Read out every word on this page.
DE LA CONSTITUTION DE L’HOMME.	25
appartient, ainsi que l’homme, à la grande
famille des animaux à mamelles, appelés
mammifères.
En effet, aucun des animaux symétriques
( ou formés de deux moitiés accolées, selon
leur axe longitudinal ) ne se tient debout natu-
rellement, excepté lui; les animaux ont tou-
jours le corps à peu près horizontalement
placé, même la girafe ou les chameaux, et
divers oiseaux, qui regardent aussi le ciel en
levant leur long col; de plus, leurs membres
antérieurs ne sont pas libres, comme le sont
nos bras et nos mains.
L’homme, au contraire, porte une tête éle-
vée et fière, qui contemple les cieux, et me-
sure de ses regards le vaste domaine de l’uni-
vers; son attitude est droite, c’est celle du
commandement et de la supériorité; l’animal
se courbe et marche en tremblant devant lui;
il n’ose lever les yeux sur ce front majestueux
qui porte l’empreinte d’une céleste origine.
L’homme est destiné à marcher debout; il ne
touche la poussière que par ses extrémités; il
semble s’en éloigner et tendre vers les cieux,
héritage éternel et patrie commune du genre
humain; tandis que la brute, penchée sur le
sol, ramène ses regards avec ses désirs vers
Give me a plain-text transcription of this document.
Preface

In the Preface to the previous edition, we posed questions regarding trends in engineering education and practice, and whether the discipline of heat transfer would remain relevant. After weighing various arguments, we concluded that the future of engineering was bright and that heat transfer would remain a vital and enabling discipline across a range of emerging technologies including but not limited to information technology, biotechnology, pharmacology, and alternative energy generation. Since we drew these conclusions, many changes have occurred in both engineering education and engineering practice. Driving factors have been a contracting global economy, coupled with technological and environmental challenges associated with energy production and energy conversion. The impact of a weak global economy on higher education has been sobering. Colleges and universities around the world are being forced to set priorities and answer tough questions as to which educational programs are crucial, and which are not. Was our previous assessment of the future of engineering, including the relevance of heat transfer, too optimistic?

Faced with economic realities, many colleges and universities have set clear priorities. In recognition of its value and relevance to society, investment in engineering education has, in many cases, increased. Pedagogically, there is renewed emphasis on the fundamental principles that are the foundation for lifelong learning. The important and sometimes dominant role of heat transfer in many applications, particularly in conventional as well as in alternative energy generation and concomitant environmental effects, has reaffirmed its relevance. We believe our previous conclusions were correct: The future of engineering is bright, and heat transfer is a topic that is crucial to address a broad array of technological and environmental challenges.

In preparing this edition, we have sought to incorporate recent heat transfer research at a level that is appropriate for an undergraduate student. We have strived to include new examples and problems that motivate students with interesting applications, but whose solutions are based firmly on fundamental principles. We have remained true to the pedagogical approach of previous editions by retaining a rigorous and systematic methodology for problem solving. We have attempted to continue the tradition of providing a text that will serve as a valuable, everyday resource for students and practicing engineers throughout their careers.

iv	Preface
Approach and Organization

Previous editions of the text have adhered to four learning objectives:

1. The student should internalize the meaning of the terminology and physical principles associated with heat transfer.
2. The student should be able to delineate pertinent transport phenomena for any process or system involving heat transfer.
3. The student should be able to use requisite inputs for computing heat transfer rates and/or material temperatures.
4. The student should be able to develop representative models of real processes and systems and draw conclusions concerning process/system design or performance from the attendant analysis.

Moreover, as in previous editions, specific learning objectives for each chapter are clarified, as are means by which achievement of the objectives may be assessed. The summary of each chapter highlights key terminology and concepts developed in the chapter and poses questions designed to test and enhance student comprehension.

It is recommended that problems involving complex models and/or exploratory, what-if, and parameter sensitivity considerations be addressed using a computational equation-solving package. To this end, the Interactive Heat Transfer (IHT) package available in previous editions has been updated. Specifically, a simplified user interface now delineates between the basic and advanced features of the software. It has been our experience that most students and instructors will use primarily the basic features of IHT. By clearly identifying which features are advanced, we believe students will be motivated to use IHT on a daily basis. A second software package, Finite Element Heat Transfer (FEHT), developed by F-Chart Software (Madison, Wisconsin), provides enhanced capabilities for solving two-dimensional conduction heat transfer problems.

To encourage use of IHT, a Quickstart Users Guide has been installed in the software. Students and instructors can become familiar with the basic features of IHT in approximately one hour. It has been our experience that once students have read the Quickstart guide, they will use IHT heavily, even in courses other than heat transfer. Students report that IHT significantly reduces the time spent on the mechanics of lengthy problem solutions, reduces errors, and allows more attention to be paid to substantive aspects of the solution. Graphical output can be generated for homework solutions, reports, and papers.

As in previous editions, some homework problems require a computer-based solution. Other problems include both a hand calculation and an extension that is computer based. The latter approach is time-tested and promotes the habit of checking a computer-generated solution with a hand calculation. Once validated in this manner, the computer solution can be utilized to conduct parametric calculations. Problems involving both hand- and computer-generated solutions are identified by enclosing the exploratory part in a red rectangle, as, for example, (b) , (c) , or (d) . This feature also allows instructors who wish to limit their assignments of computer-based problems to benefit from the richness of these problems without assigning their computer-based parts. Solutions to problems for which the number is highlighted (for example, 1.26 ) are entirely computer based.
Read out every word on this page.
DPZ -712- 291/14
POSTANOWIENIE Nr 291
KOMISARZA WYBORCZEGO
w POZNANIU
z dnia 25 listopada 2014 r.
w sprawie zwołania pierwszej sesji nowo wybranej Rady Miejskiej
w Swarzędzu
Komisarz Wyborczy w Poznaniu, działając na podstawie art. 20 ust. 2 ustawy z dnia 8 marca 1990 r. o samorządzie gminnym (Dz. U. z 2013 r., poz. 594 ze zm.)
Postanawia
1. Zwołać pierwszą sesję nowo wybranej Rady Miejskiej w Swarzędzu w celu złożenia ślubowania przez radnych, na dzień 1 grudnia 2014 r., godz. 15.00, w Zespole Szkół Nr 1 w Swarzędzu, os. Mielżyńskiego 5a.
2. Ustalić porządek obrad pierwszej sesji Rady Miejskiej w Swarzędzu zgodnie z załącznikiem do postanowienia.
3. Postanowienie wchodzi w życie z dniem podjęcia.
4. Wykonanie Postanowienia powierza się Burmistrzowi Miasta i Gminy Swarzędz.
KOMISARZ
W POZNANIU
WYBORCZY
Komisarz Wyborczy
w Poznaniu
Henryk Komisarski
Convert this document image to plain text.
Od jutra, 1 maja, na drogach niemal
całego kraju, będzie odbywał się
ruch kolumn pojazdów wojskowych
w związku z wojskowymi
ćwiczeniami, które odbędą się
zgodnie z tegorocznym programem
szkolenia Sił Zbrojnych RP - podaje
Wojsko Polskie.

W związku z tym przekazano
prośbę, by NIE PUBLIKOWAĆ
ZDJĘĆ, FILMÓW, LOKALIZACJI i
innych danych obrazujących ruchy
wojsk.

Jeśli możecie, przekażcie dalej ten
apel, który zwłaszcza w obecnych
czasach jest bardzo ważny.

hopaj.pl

....................

WORK TO BE COMPLETED – Word for word, write out the data.

THE RESPONSE –
Read out every word on this page.
DE LA CONSTITUTION DE L’HOMME.	25
appartient, ainsi que l’homme, à la grande
famille des animaux à mamelles, appelés
mammifères.
En effet, aucun des animaux symétriques
( ou formés de deux moitiés accolées, selon
leur axe longitudinal ) ne se tient debout natu-
rellement, excepté lui; les animaux ont tou-
jours le corps à peu près horizontalement
placé, même la girafe ou les chameaux, et
divers oiseaux, qui regardent aussi le ciel en
levant leur long col; de plus, leurs membres
antérieurs ne sont pas libres, comme le sont
nos bras et nos mains.
L’homme, au contraire, porte une tête éle-
vée et fière, qui contemple les cieux, et me-
sure de ses regards le vaste domaine de l’uni-
vers; son attitude est droite, c’est celle du
commandement et de la supériorité; l’animal
se courbe et marche en tremblant devant lui;
il n’ose lever les yeux sur ce front majestueux
qui porte l’empreinte d’une céleste origine.
L’homme est destiné à marcher debout; il ne
touche la poussière que par ses extrémités; il
semble s’en éloigner et tendre vers les cieux,
héritage éternel et patrie commune du genre
humain; tandis que la brute, penchée sur le
sol, ramène ses regards avec ses désirs vers
Give me a plain-text transcription of this document.
Preface

In the Preface to the previous edition, we posed questions regarding trends in engineering education and practice, and whether the discipline of heat transfer would remain relevant. After weighing various arguments, we concluded that the future of engineering was bright and that heat transfer would remain a vital and enabling discipline across a range of emerging technologies including but not limited to information technology, biotechnology, pharmacology, and alternative energy generation. Since we drew these conclusions, many changes have occurred in both engineering education and engineering practice. Driving factors have been a contracting global economy, coupled with technological and environmental challenges associated with energy production and energy conversion. The impact of a weak global economy on higher education has been sobering. Colleges and universities around the world are being forced to set priorities and answer tough questions as to which educational programs are crucial, and which are not. Was our previous assessment of the future of engineering, including the relevance of heat transfer, too optimistic?

Faced with economic realities, many colleges and universities have set clear priorities. In recognition of its value and relevance to society, investment in engineering education has, in many cases, increased. Pedagogically, there is renewed emphasis on the fundamental principles that are the foundation for lifelong learning. The important and sometimes dominant role of heat transfer in many applications, particularly in conventional as well as in alternative energy generation and concomitant environmental effects, has reaffirmed its relevance. We believe our previous conclusions were correct: The future of engineering is bright, and heat transfer is a topic that is crucial to address a broad array of technological and environmental challenges.

In preparing this edition, we have sought to incorporate recent heat transfer research at a level that is appropriate for an undergraduate student. We have strived to include new examples and problems that motivate students with interesting applications, but whose solutions are based firmly on fundamental principles. We have remained true to the pedagogical approach of previous editions by retaining a rigorous and systematic methodology for problem solving. We have attempted to continue the tradition of providing a text that will serve as a valuable, everyday resource for students and practicing engineers throughout their careers.

iv	Preface
Approach and Organization

Previous editions of the text have adhered to four learning objectives:

1. The student should internalize the meaning of the terminology and physical principles associated with heat transfer.
2. The student should be able to delineate pertinent transport phenomena for any process or system involving heat transfer.
3. The student should be able to use requisite inputs for computing heat transfer rates and/or material temperatures.
4. The student should be able to develop representative models of real processes and systems and draw conclusions concerning process/system design or performance from the attendant analysis.

Moreover, as in previous editions, specific learning objectives for each chapter are clarified, as are means by which achievement of the objectives may be assessed. The summary of each chapter highlights key terminology and concepts developed in the chapter and poses questions designed to test and enhance student comprehension.

It is recommended that problems involving complex models and/or exploratory, what-if, and parameter sensitivity considerations be addressed using a computational equation-solving package. To this end, the Interactive Heat Transfer (IHT) package available in previous editions has been updated. Specifically, a simplified user interface now delineates between the basic and advanced features of the software. It has been our experience that most students and instructors will use primarily the basic features of IHT. By clearly identifying which features are advanced, we believe students will be motivated to use IHT on a daily basis. A second software package, Finite Element Heat Transfer (FEHT), developed by F-Chart Software (Madison, Wisconsin), provides enhanced capabilities for solving two-dimensional conduction heat transfer problems.

To encourage use of IHT, a Quickstart Users Guide has been installed in the software. Students and instructors can become familiar with the basic features of IHT in approximately one hour. It has been our experience that once students have read the Quickstart guide, they will use IHT heavily, even in courses other than heat transfer. Students report that IHT significantly reduces the time spent on the mechanics of lengthy problem solutions, reduces errors, and allows more attention to be paid to substantive aspects of the solution. Graphical output can be generated for homework solutions, reports, and papers.

As in previous editions, some homework problems require a computer-based solution. Other problems include both a hand calculation and an extension that is computer based. The latter approach is time-tested and promotes the habit of checking a computer-generated solution with a hand calculation. Once validated in this manner, the computer solution can be utilized to conduct parametric calculations. Problems involving both hand- and computer-generated solutions are identified by enclosing the exploratory part in a red rectangle, as, for example, (b) , (c) , or (d) . This feature also allows instructors who wish to limit their assignments of computer-based problems to benefit from the richness of these problems without assigning their computer-based parts. Solutions to problems for which the number is highlighted (for example, 1.26 ) are entirely computer based.
Read out every word on this page.
DPZ -712- 291/14
POSTANOWIENIE Nr 291
KOMISARZA WYBORCZEGO
w POZNANIU
z dnia 25 listopada 2014 r.
w sprawie zwołania pierwszej sesji nowo wybranej Rady Miejskiej
w Swarzędzu
Komisarz Wyborczy w Poznaniu, działając na podstawie art. 20 ust. 2 ustawy z dnia 8 marca 1990 r. o samorządzie gminnym (Dz. U. z 2013 r., poz. 594 ze zm.)
Postanawia
1. Zwołać pierwszą sesję nowo wybranej Rady Miejskiej w Swarzędzu w celu złożenia ślubowania przez radnych, na dzień 1 grudnia 2014 r., godz. 15.00, w Zespole Szkół Nr 1 w Swarzędzu, os. Mielżyńskiego 5a.
2. Ustalić porządek obrad pierwszej sesji Rady Miejskiej w Swarzędzu zgodnie z załącznikiem do postanowienia.
3. Postanowienie wchodzi w życie z dniem podjęcia.
4. Wykonanie Postanowienia powierza się Burmistrzowi Miasta i Gminy Swarzędz.
KOMISARZ
W POZNANIU
WYBORCZY
Komisarz Wyborczy
w Poznaniu
Henryk Komisarski
Convert this document image to plain text.
Od jutra, 1 maja, na drogach niemal
całego kraju, będzie odbywał się
ruch kolumn pojazdów wojskowych
w związku z wojskowymi
ćwiczeniami, które odbędą się
zgodnie z tegorocznym programem
szkolenia Sił Zbrojnych RP - podaje
Wojsko Polskie.

W związku z tym przekazano
prośbę, by NIE PUBLIKOWAĆ
ZDJĘĆ, FILMÓW, LOKALIZACJI i
innych danych obrazujących ruchy
wojsk.

Jeśli możecie, przekażcie dalej ten
apel, który zwłaszcza w obecnych
czasach jest bardzo ważny.

hopaj.pl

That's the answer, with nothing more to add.